◆ **Задания**
**a)** Проверьте, соответствуют ли отрывку о войне Продолжения утверждения ниже, и для каждого ответьте «да» или «нет», подкрепив ответ дословной цитатой из отрывка: (i) после отставки президента Рюти его сменил маршал Маннергейм; (ii) условия перемирия 1944 года были жестче мирного договора 1940 года; (iii) моральный дух населения Финляндии во время войны Продолжения резко упал.
**b)** Извлеките из отрывка о войне Продолжения фрагмент, начиная со слов «19 сентября 1944» и заканчивая словами «военнопленных и интернированных.».

◆ **Предоставленный отрывок**
● ● ● ●
Третий этап войны Продолжения начался весной — летом 1944 года. Ему предшествовали переговоры финской делегации в Москве по вопросу о выходе Финляндии из войны, а также жесткое давление со стороны Германии, стремившейся предотвратить сепаратный мир между СССР и Финляндией. Поражение немецких войск под Ленинградом изменило военную обстановку на северо-западном участке советско-германского фронта. В июне 1944 года советские войска перешли в наступление по всей линии советско-финляндского участка фронта. Операцию начинали и наносили основной удар войска Ленинградского фронта на Карельском перешейке при поддержке Балтийского флота и Ладожской военной флотилии.
Наступление Красной Армии обострило внутриполитическую обстановку в Финляндии. 1 августа президент Рюти ушел в отставку. Его сменил маршал Маннергейм. Новое правительство начало переговоры с СССР о выходе страны из войны. 4 сентября Финляндия объявила о прекращении боевых действий на советско-финляндском участке фронта и о разрыве отношений с Германией.
19 сентября 1944 года в Москве было подписано соглашение о перемирии между СССР, Великобританией и Финляндией. Его условия были несколько мягче, чем мирный договор 1940 года. Однако некоторые требования были очень жесткими. Это в первую очередь относится к требованию осудить военных преступников и виновников войны с СССР. По мнению профессора Вихавайнена, цель подобного шага была ясна: расколоть финское общество и привести к власти новые просоветские силы. Впрочем, не менее тяжелым был вопрос о послевоенных репарациях Финляндии Советскому Союзу, которые легли тяжким бременем на финскую экономику. Кроме того, СССР, в нарушение международного права, выставил Финляндии счет за репатриацию финских военнопленных и интернированных.
В целом, можно сделать вывод, что моральное состояние финского общества во время войны Продолжения несколько отличалось от периода Зимней войны. Это было вызвано в первую очередь тем, что изменился сам характер боевых действий. С переходом старой государственной границы изменилось отношение к стране со стороны западных держав. Финляндия становится агрессором по отношению к Советскому Союзу, что не могло не сказаться на тематике, например, английской пропаганды на страну. Затяжной характер боевых действий тяжелым бременем лег на экономику Финляндии. Уровень жизни населения снизился, в стране было введено нормирование продуктов питания и одновременно с этим выросли цены. Однако пропаганда внутри страны успешно справилась с трудностями, и моральный дух населения продолжал оставаться на достаточно высоком уровне.
Более того, на основании всех имевшихся в моем распоряжении документов из российских и финских архивов, а также из частных коллекций считаю, что настроения гражданского населения и его отношение к событиям войны Продолжения никак не влияли на сдачу военнослужащих финской армии в плен. Дезертирство — да, уклонение от службы в армии — да, но сдача в плен — нет. В этом, пожалуй, заключалось существенное различие между отношением к войне в СССР и Финляндии.
● ● ● ●
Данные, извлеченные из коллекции

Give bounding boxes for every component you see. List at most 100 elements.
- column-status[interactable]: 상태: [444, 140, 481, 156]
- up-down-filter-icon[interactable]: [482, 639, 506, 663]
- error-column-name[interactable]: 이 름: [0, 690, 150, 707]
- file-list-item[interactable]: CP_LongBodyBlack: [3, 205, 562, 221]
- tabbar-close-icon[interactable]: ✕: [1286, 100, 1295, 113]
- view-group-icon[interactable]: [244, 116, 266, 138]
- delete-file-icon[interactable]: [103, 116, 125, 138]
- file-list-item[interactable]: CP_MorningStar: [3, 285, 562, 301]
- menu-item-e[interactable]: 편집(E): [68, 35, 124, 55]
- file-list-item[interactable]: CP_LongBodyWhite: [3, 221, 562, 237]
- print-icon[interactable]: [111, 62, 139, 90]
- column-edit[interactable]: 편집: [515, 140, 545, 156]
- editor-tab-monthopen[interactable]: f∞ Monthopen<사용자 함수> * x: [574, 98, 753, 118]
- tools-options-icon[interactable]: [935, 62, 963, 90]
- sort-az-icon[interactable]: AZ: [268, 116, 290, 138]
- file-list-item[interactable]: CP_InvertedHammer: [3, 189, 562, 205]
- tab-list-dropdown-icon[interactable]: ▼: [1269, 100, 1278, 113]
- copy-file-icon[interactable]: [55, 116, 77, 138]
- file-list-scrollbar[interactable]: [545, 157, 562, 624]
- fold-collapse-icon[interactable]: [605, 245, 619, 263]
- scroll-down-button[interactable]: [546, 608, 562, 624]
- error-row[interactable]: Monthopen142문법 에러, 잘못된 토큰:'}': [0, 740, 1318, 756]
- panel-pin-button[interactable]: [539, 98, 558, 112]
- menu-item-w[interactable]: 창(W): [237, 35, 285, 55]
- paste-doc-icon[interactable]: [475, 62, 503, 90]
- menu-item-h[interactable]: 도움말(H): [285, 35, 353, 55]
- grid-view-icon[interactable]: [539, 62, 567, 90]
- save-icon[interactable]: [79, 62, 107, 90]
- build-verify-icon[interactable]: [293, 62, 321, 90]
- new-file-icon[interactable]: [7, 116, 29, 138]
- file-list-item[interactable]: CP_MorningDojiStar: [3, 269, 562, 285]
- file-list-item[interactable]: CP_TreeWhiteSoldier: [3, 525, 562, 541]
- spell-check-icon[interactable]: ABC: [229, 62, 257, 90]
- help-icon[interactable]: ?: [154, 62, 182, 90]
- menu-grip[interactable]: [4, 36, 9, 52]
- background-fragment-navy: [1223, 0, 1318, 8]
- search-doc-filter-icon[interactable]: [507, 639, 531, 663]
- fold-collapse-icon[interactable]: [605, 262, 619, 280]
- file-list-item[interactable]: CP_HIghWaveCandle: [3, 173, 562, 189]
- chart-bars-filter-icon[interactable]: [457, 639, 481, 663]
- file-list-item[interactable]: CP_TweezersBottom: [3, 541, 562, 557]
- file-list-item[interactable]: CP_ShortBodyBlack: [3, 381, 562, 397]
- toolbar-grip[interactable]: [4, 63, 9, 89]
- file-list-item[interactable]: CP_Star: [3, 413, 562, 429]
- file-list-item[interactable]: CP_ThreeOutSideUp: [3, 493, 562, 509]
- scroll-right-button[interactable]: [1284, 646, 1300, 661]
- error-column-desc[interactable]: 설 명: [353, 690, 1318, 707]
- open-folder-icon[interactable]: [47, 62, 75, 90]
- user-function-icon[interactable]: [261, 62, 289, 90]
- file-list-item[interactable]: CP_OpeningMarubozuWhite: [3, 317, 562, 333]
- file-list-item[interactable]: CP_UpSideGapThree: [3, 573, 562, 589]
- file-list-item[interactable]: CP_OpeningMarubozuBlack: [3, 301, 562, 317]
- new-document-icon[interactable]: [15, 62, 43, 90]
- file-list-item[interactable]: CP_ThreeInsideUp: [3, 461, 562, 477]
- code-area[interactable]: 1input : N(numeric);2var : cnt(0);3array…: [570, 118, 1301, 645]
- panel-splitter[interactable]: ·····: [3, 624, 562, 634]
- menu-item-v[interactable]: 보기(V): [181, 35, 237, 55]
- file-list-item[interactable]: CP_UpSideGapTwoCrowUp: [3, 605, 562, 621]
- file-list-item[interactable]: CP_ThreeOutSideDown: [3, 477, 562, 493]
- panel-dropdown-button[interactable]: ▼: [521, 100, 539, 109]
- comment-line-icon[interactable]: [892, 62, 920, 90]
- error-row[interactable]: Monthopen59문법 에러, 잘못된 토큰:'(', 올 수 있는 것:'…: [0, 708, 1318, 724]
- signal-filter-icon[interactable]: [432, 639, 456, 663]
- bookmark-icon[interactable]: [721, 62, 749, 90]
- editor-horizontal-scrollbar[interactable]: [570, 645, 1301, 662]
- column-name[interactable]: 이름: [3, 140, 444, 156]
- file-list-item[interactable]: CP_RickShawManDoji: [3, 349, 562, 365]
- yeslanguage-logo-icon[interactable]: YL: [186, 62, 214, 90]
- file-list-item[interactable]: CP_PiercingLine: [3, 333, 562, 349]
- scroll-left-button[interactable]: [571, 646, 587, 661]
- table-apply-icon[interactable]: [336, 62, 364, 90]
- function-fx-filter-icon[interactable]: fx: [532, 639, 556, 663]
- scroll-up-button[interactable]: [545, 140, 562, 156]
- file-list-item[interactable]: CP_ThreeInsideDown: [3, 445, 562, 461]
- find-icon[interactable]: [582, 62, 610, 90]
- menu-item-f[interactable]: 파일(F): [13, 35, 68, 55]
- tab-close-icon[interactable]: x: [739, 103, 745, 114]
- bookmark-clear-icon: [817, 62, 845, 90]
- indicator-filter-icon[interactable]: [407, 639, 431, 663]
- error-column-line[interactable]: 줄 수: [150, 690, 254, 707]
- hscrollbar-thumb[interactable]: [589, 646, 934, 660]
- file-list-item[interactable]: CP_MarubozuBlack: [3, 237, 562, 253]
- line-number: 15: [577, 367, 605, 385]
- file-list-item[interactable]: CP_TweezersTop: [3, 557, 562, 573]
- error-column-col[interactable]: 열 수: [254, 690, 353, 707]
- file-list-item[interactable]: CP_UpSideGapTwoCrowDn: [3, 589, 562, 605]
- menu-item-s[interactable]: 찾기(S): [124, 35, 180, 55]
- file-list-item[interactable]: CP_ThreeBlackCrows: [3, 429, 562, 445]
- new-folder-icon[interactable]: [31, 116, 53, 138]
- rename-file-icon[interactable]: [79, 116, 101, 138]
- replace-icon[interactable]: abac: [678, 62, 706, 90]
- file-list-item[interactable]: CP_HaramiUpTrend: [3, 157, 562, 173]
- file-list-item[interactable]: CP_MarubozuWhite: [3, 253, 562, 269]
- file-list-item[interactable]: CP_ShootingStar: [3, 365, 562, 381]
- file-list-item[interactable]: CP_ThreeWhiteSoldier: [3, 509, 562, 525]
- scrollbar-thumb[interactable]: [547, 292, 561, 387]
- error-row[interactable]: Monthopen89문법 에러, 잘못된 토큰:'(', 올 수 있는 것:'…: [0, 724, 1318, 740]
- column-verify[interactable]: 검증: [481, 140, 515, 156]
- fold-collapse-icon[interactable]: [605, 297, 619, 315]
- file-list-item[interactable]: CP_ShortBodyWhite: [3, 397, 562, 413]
● ● ● ●
◆ **Ответы к заданиям**
**a)**
(i) Да: «1 августа президент Рюти ушел в отставку. Его сменил маршал Маннергейм.»
(ii) Нет: «Его условия были несколько мягче, чем мирный договор 1940 года.»
(iii) Нет: «Однако пропаганда внутри страны успешно справилась с трудностями, и моральный дух населения продолжал оставаться на достаточно высоком уровне.»

**b)**
19 сентября 1944 года в Москве было подписано соглашение о перемирии между СССР, Великобританией и Финляндией. Его условия были несколько мягче, чем мирный договор 1940 года. Однако некоторые требования были очень жесткими. Это в первую очередь относится к требованию осудить военных преступников и виновников войны с СССР. По мнению профессора Вихавайнена, цель подобного шага была ясна: расколоть финское общество и привести к власти новые просоветские силы. Впрочем, не менее тяжелым был вопрос о послевоенных репарациях Финляндии Советскому Союзу, которые легли тяжким бременем на финскую экономику. Кроме того, СССР, в нарушение международного права, выставил Финляндии счет за репатриацию финских военнопленных и интернированных.